═══ RECORDS TO USE
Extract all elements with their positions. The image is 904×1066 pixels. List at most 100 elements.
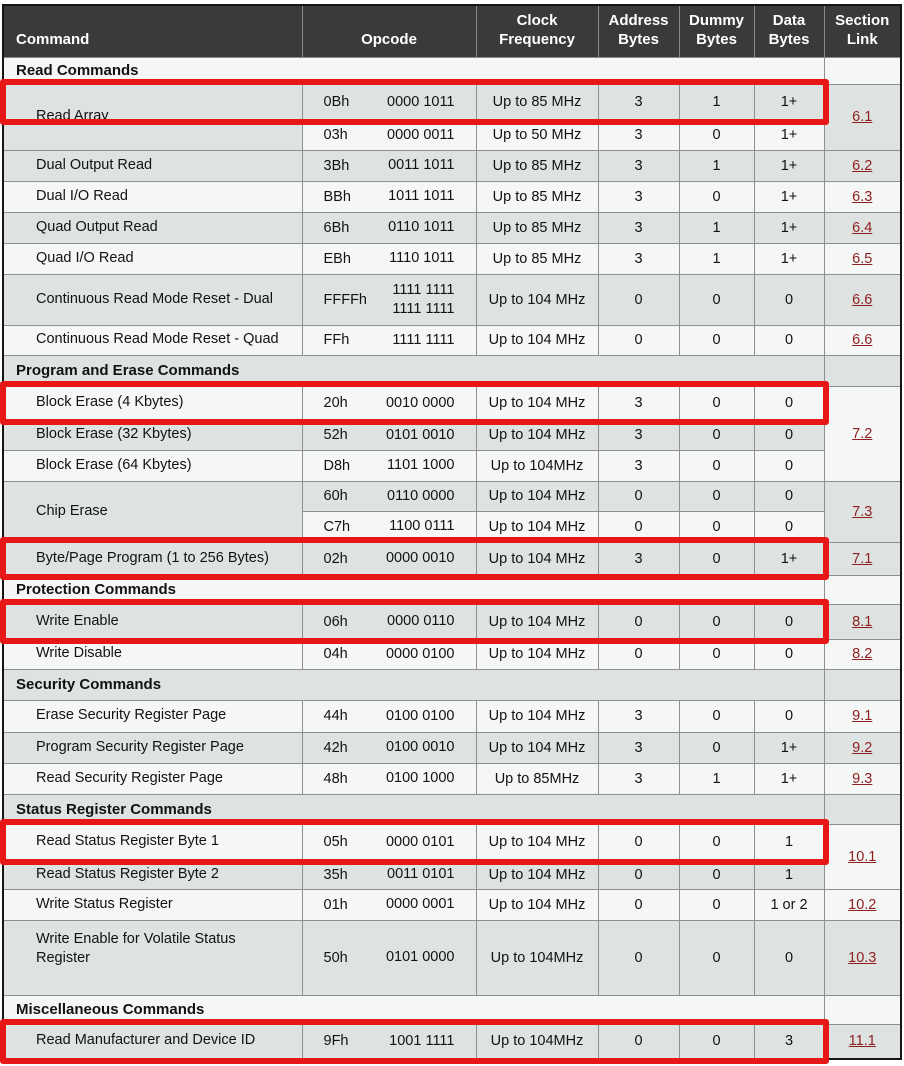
col-header-dummy-bytes: Dummy Bytes xyxy=(678,4,755,58)
dummy-bytes-cell: 0 xyxy=(678,541,755,576)
section-link[interactable]: 9.1 xyxy=(852,708,873,724)
opcode-binary: 0011 1011 xyxy=(388,157,455,174)
section-link-cell: 9.1 xyxy=(823,699,902,733)
data-bytes-cell: 1 xyxy=(753,823,825,861)
opcode-hex: 20h xyxy=(323,395,348,411)
command-cell: Quad I/O Read xyxy=(2,242,303,275)
section-link[interactable]: 6.4 xyxy=(852,219,873,236)
section-header-cell: Protection Commands xyxy=(2,574,825,605)
opcode-cell: 6Bh 0110 1011 xyxy=(301,211,477,244)
address-bytes-cell: 0 xyxy=(597,859,680,890)
section-link-cell: 11.1 xyxy=(823,1023,902,1060)
data-bytes-cell: 0 xyxy=(753,273,825,326)
section-link[interactable]: 11.1 xyxy=(848,1033,876,1050)
dummy-bytes-cell: 0 xyxy=(678,480,755,512)
section-link[interactable]: 6.1 xyxy=(852,109,873,125)
section-link[interactable]: 6.6 xyxy=(852,291,873,308)
dummy-bytes-cell: 0 xyxy=(678,699,755,733)
opcode-binary: 0110 0000 xyxy=(387,487,455,504)
section-link[interactable]: 7.2 xyxy=(852,425,873,442)
opcode-binary: 1101 1000 xyxy=(387,457,455,474)
data-bytes-cell: 1+ xyxy=(753,180,825,213)
section-link[interactable]: 8.1 xyxy=(852,613,873,630)
address-bytes-cell: 0 xyxy=(597,324,680,356)
dummy-bytes-cell: 0 xyxy=(678,385,755,421)
address-bytes-cell: 3 xyxy=(597,119,680,151)
opcode-cell: 48h 0100 1000 xyxy=(301,762,477,795)
command-row: Dual Output Read 3Bh 0011 1011 Up to 85 MHz… xyxy=(2,149,902,182)
opcode-binary: 0101 0010 xyxy=(385,426,455,443)
section-link[interactable]: 10.1 xyxy=(848,848,877,865)
section-link-cell: 10.2 xyxy=(823,888,902,921)
clock-frequency-cell: Up to 104 MHz xyxy=(475,510,599,543)
section-link-cell xyxy=(823,574,902,605)
opcode-hex: FFh xyxy=(323,332,350,348)
command-row: 03h 0000 0011 Up to 50 MHz 3 0 1+ xyxy=(3,119,901,151)
section-link-cell: 7.2 xyxy=(823,385,902,482)
section-link[interactable]: 6.2 xyxy=(852,157,873,174)
data-bytes-cell: 0 xyxy=(753,385,825,421)
command-cell: Write Enable xyxy=(2,603,303,640)
opcode-cell: 60h 0110 0000 xyxy=(301,480,477,512)
section-link[interactable]: 6.5 xyxy=(852,250,873,267)
command-cell: Read Status Register Byte 2 xyxy=(2,859,303,890)
section-link[interactable]: 9.3 xyxy=(852,770,873,787)
section-row: Security Commands xyxy=(2,668,902,701)
data-bytes-cell: 0 xyxy=(753,480,825,512)
opcode-binary: 0000 0011 xyxy=(387,126,455,143)
section-link[interactable]: 7.1 xyxy=(852,550,873,567)
command-row: Quad I/O Read EBh 1110 1011 Up to 85 MHz 3 1 1… xyxy=(2,242,902,275)
section-link[interactable]: 10.2 xyxy=(848,896,877,913)
dummy-bytes-cell: 0 xyxy=(678,919,755,996)
section-link[interactable]: 8.2 xyxy=(852,646,873,662)
command-row: Continuous Read Mode Reset - Dual FFFFh 11… xyxy=(2,273,902,326)
section-link-cell xyxy=(823,994,902,1025)
command-table-body: Read Commands Read Array 0Bh 0000 1011 Up to… xyxy=(2,56,902,1060)
command-row: Read Array 0Bh 0000 1011 Up to 85 MHz 3 1 1+ 6.… xyxy=(2,83,902,151)
section-link[interactable]: 6.6 xyxy=(852,332,873,348)
dummy-bytes-cell: 1 xyxy=(678,83,755,121)
data-bytes-cell: 3 xyxy=(753,1023,825,1060)
dummy-bytes-cell: 0 xyxy=(678,859,755,890)
clock-frequency-cell: Up to 85 MHz xyxy=(475,211,599,244)
section-link-cell: 6.5 xyxy=(823,242,902,275)
section-link-cell: 10.1 xyxy=(823,823,902,890)
opcode-hex: 9Fh xyxy=(323,1033,349,1050)
address-bytes-cell: 0 xyxy=(597,888,680,921)
col-header-data-bytes: Data Bytes xyxy=(753,4,825,58)
section-link[interactable]: 9.2 xyxy=(852,739,873,756)
opcode-hex: 0Bh xyxy=(323,94,350,110)
section-link[interactable]: 10.3 xyxy=(848,949,877,966)
opcode-cell: 50h 0101 0000 xyxy=(301,919,477,996)
address-bytes-cell: 0 xyxy=(597,480,680,512)
command-row: Block Erase (64 Kbytes) D8h 1101 1000 Up to… xyxy=(2,449,901,482)
opcode-binary: 0100 0010 xyxy=(385,739,455,756)
command-cell: Dual Output Read xyxy=(2,149,303,182)
data-bytes-cell: 0 xyxy=(753,510,825,543)
dummy-bytes-cell: 0 xyxy=(678,888,755,921)
section-link-cell: 6.1 xyxy=(823,83,902,151)
address-bytes-cell: 3 xyxy=(597,180,680,213)
address-bytes-cell: 0 xyxy=(597,510,680,543)
opcode-hex: 06h xyxy=(323,613,348,630)
opcode-cell: 01h 0000 0001 xyxy=(301,888,477,921)
section-row: Program and Erase Commands xyxy=(2,354,902,387)
data-bytes-cell: 1+ xyxy=(753,762,825,795)
command-row: Erase Security Register Page 44h 0100 0100… xyxy=(2,699,902,733)
address-bytes-cell: 0 xyxy=(597,638,680,670)
opcode-cell: 52h 0101 0010 xyxy=(301,419,477,451)
section-header-cell: Status Register Commands xyxy=(2,793,825,825)
address-bytes-cell: 3 xyxy=(597,762,680,795)
address-bytes-cell: 3 xyxy=(597,211,680,244)
data-bytes-cell: 0 xyxy=(753,638,825,670)
opcode-hex: 3Bh xyxy=(323,157,350,174)
section-link-cell xyxy=(823,56,902,85)
clock-frequency-cell: Up to 50 MHz xyxy=(475,119,599,151)
opcode-cell: 06h 0000 0110 xyxy=(301,603,477,640)
dummy-bytes-cell: 0 xyxy=(678,603,755,640)
section-link[interactable]: 7.3 xyxy=(852,503,873,520)
section-link-cell xyxy=(823,668,902,701)
section-link[interactable]: 6.3 xyxy=(852,188,873,205)
data-bytes-cell: 1 or 2 xyxy=(753,888,825,921)
data-bytes-cell: 0 xyxy=(753,603,825,640)
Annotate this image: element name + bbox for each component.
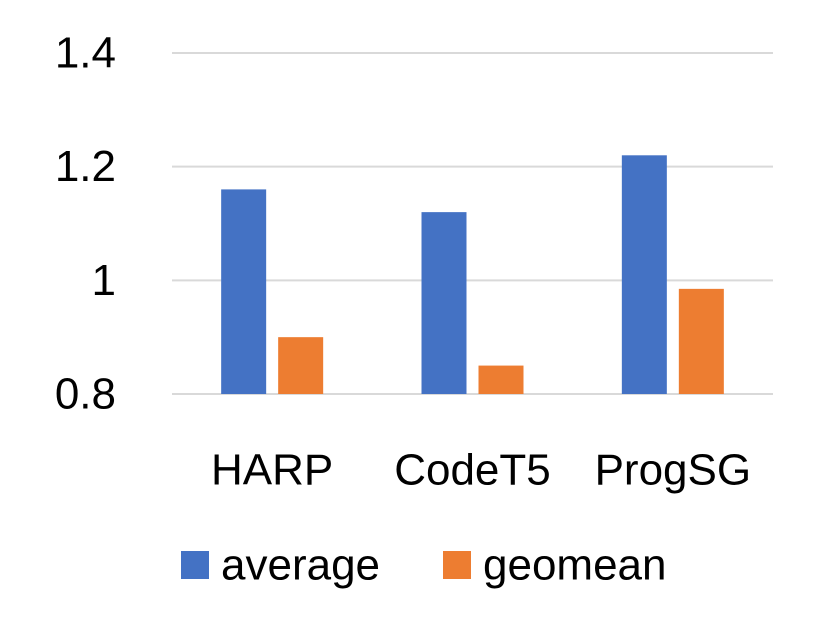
gridlines (172, 52, 773, 395)
legend-label-average: average (221, 541, 380, 590)
x-tick-label: CodeT5 (394, 446, 551, 495)
legend-label-geomean: geomean (483, 541, 666, 590)
bar-average-harp (221, 189, 267, 394)
bar-average-codet5 (421, 212, 467, 394)
x-tick-label: HARP (211, 446, 333, 495)
bar-geomean-codet5 (478, 365, 524, 394)
y-tick-label: 1.2 (55, 142, 116, 191)
x-tick-label: ProgSG (595, 446, 752, 495)
bar-geomean-progsg (678, 288, 724, 394)
bars (221, 155, 724, 394)
legend-swatch-geomean (443, 551, 471, 579)
legend: average geomean (181, 541, 666, 590)
legend-swatch-average (181, 551, 209, 579)
bar-geomean-harp (278, 337, 324, 394)
y-tick-label: 1 (92, 256, 116, 305)
y-tick-label: 0.8 (55, 370, 116, 419)
x-axis-category-labels: HARP CodeT5 ProgSG (211, 446, 751, 495)
y-axis-tick-labels: 0.8 1 1.2 1.4 (55, 29, 116, 419)
bar-average-progsg (621, 155, 667, 394)
y-tick-label: 1.4 (55, 29, 116, 78)
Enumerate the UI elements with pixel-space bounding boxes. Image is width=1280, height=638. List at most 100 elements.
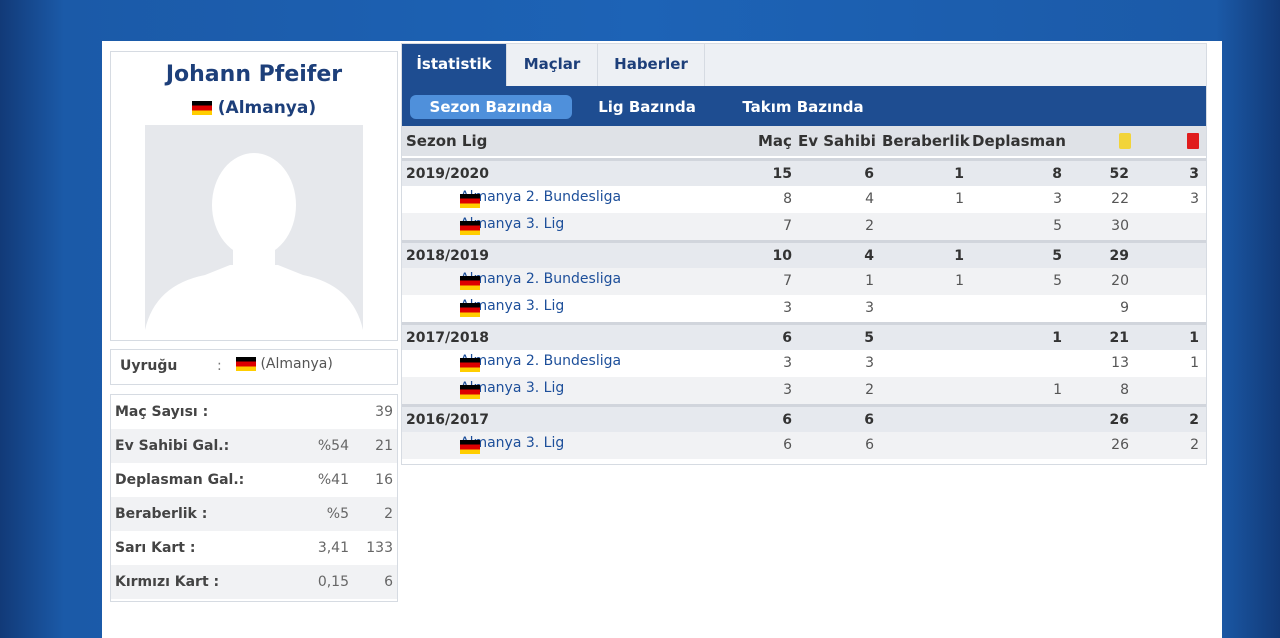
header-ev-sahibi: Ev Sahibi (798, 132, 876, 150)
summary-pct: %5 (326, 506, 349, 522)
league-link[interactable]: Almanya 2. Bundesliga (460, 189, 622, 208)
league-row: Almanya 2. Bundesliga 8 4 1 3 22 3 (402, 186, 1206, 213)
flag-germany-icon (236, 357, 256, 371)
yellow-count: 22 (1111, 191, 1129, 207)
summary-value: 133 (366, 540, 393, 556)
summary-row: Beraberlik : %5 2 (111, 497, 397, 531)
player-country-label: (Almanya) (217, 98, 317, 118)
matches-count: 6 (783, 437, 792, 453)
summary-row: Sarı Kart : 3,41 133 (111, 531, 397, 565)
summary-value: 39 (375, 404, 393, 420)
home-count: 6 (865, 437, 874, 453)
matches-count: 7 (783, 273, 792, 289)
header-beraberlik: Beraberlik (882, 132, 970, 150)
yellow-count: 13 (1111, 355, 1129, 371)
summary-row: Maç Sayısı : 39 (111, 395, 397, 429)
yellow-count: 26 (1109, 412, 1129, 428)
summary-label: Kırmızı Kart : (115, 574, 220, 590)
league-link[interactable]: Almanya 3. Lig (460, 298, 564, 317)
flag-germany-icon (460, 221, 480, 235)
flag-germany-icon (191, 101, 212, 115)
home-count: 3 (865, 300, 874, 316)
player-country: (Almanya) (111, 98, 397, 118)
home-count: 6 (864, 166, 874, 182)
matches-count: 6 (782, 330, 792, 346)
draw-count: 1 (955, 273, 964, 289)
subtab-league[interactable]: Lig Bazında (598, 98, 696, 116)
summary-pct: %41 (317, 472, 349, 488)
draw-count: 1 (954, 248, 964, 264)
home-count: 4 (865, 191, 874, 207)
league-link[interactable]: Almanya 2. Bundesliga (460, 271, 622, 290)
league-name: Almanya 3. Lig (460, 435, 565, 451)
summary-row: Deplasman Gal.: %41 16 (111, 463, 397, 497)
season-row: 2017/2018 6 5 1 21 1 (402, 322, 1206, 350)
yellow-count: 20 (1111, 273, 1129, 289)
home-count: 6 (864, 412, 874, 428)
matches-count: 3 (783, 355, 792, 371)
yellow-count: 21 (1109, 330, 1129, 346)
draw-count: 1 (955, 191, 964, 207)
player-name: Johann Pfeifer (165, 62, 343, 87)
league-name: Almanya 2. Bundesliga (460, 189, 622, 205)
summary-pct: 3,41 (317, 540, 349, 556)
flag-germany-icon (460, 194, 480, 208)
home-count: 5 (864, 330, 874, 346)
away-count: 3 (1053, 191, 1062, 207)
away-count: 5 (1052, 248, 1062, 264)
red-count: 1 (1190, 355, 1199, 371)
summary-row: Ev Sahibi Gal.: %54 21 (111, 429, 397, 463)
subtab-team[interactable]: Takım Bazında (742, 98, 864, 116)
yellow-count: 29 (1109, 248, 1129, 264)
home-count: 4 (864, 248, 874, 264)
summary-value: 21 (375, 438, 393, 454)
league-link[interactable]: Almanya 2. Bundesliga (460, 353, 621, 372)
season-name: 2016/2017 (406, 412, 490, 428)
tab-statistics[interactable]: İstatistik (402, 44, 507, 86)
flag-germany-icon (460, 276, 480, 290)
summary-value: 6 (384, 574, 393, 590)
subtab-season[interactable]: Sezon Bazında (410, 95, 572, 119)
nationality-row: Uyruğu : (Almanya) (110, 349, 398, 385)
flag-germany-icon (460, 385, 480, 399)
flag-germany-icon (460, 303, 480, 317)
avatar-placeholder-icon (145, 125, 363, 339)
league-link[interactable]: Almanya 3. Lig (460, 216, 564, 235)
season-row: 2019/2020 15 6 1 8 52 3 (402, 158, 1206, 186)
season-name: 2019/2020 (406, 166, 490, 182)
league-row: Almanya 3. Lig 3 3 9 (402, 295, 1206, 322)
table-header: Sezon Lig Maç Ev Sahibi Beraberlik Depla… (402, 126, 1206, 156)
matches-count: 10 (772, 248, 792, 264)
away-count: 5 (1053, 218, 1062, 234)
matches-count: 3 (783, 382, 792, 398)
summary-label: Deplasman Gal.: (115, 472, 245, 488)
main-tabs: İstatistik Maçlar Haberler (402, 44, 1206, 87)
league-name: Almanya 3. Lig (460, 380, 565, 396)
league-name: Almanya 2. Bundesliga (460, 271, 622, 287)
yellow-card-icon (1119, 133, 1131, 149)
red-count: 3 (1189, 166, 1199, 182)
nationality-value-text: (Almanya) (260, 356, 333, 372)
nationality-value: (Almanya) (236, 356, 333, 372)
season-row: 2018/2019 10 4 1 5 29 (402, 240, 1206, 268)
league-row: Almanya 3. Lig 7 2 5 30 (402, 213, 1206, 240)
stats-table-body: 2019/2020 15 6 1 8 52 3 Almanya 2. Bundesliga 8 4… (402, 158, 1206, 459)
matches-count: 8 (783, 191, 792, 207)
red-card-icon (1187, 133, 1199, 149)
summary-value: 16 (375, 472, 393, 488)
content-panel: Johann Pfeifer (Almanya) Uyruğu : (Alman… (102, 41, 1222, 638)
career-summary: Maç Sayısı : 39 Ev Sahibi Gal.: %54 21 D… (110, 394, 398, 602)
home-count: 2 (865, 218, 874, 234)
tab-news[interactable]: Haberler (598, 44, 705, 86)
tab-matches[interactable]: Maçlar (507, 44, 598, 86)
league-link[interactable]: Almanya 3. Lig (460, 380, 565, 399)
away-count: 8 (1052, 166, 1062, 182)
nationality-colon: : (217, 358, 222, 374)
flag-germany-icon (460, 440, 480, 454)
yellow-count: 30 (1111, 218, 1129, 234)
flag-germany-icon (460, 358, 480, 372)
league-link[interactable]: Almanya 3. Lig (460, 435, 565, 454)
yellow-count: 52 (1109, 166, 1129, 182)
summary-pct: %54 (317, 438, 349, 454)
summary-value: 2 (384, 506, 393, 522)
══════
_WRITTEN REQUEST_
Give the items from the line containing "col-header-dummy-bytes: Dummy Bytes" through the line containing "section-row: Security Commands", inclusive, as a numbered list with blank lines left out.

_TASK SOLUTION_
1. col-header-dummy-bytes: Dummy Bytes xyxy=(678,4,755,58)
2. dummy-bytes-cell: 0 xyxy=(678,541,755,576)
3. section-link[interactable]: 9.1 xyxy=(852,708,873,724)
4. opcode-binary: 0011 1011 xyxy=(388,157,455,174)
5. section-link-cell: 9.1 xyxy=(823,699,902,733)
6. data-bytes-cell: 1 xyxy=(753,823,825,861)
7. opcode-hex: 20h xyxy=(323,395,348,411)
8. command-cell: Quad I/O Read xyxy=(2,242,303,275)
9. section-link[interactable]: 6.4 xyxy=(852,219,873,236)
10. section-header-cell: Protection Commands xyxy=(2,574,825,605)
11. opcode-cell: 6Bh 0110 1011 xyxy=(301,211,477,244)
12. address-bytes-cell: 0 xyxy=(597,859,680,890)
13. section-link-cell: 11.1 xyxy=(823,1023,902,1060)
14. data-bytes-cell: 0 xyxy=(753,273,825,326)
15. section-link[interactable]: 11.1 xyxy=(848,1033,876,1050)
16. dummy-bytes-cell: 0 xyxy=(678,480,755,512)
17. section-link[interactable]: 6.1 xyxy=(852,109,873,125)
18. section-link[interactable]: 6.6 xyxy=(852,291,873,308)
19. dummy-bytes-cell: 0 xyxy=(678,699,755,733)
20. opcode-binary: 0110 0000 xyxy=(387,487,455,504)
21. section-link[interactable]: 7.2 xyxy=(852,425,873,442)
22. opcode-binary: 1101 1000 xyxy=(387,457,455,474)
23. data-bytes-cell: 1+ xyxy=(753,180,825,213)
24. section-link[interactable]: 8.1 xyxy=(852,613,873,630)
25. address-bytes-cell: 0 xyxy=(597,324,680,356)
26. dummy-bytes-cell: 0 xyxy=(678,385,755,421)
27. address-bytes-cell: 3 xyxy=(597,119,680,151)
28. opcode-cell: 48h 0100 1000 xyxy=(301,762,477,795)
29. command-row: Dual Output Read 3Bh 0011 1011 Up to 85 MHz… xyxy=(2,149,902,182)
30. opcode-binary: 0101 0010 xyxy=(385,426,455,443)
31. section-link[interactable]: 10.1 xyxy=(848,848,877,865)
32. section-link-cell: 10.2 xyxy=(823,888,902,921)
33. clock-frequency-cell: Up to 104 MHz xyxy=(475,510,599,543)
34. section-link-cell xyxy=(823,574,902,605)
35. opcode-hex: FFh xyxy=(323,332,350,348)
36. command-row: 03h 0000 0011 Up to 50 MHz 3 0 1+ xyxy=(3,119,901,151)
37. section-link-cell: 7.2 xyxy=(823,385,902,482)
38. section-link[interactable]: 6.2 xyxy=(852,157,873,174)
39. data-bytes-cell: 0 xyxy=(753,385,825,421)
40. command-cell: Write Enable xyxy=(2,603,303,640)
41. opcode-cell: 60h 0110 0000 xyxy=(301,480,477,512)
42. section-link[interactable]: 6.5 xyxy=(852,250,873,267)
43. command-cell: Read Status Register Byte 2 xyxy=(2,859,303,890)
44. section-link[interactable]: 9.3 xyxy=(852,770,873,787)
45. section-row: Security Commands xyxy=(2,668,902,701)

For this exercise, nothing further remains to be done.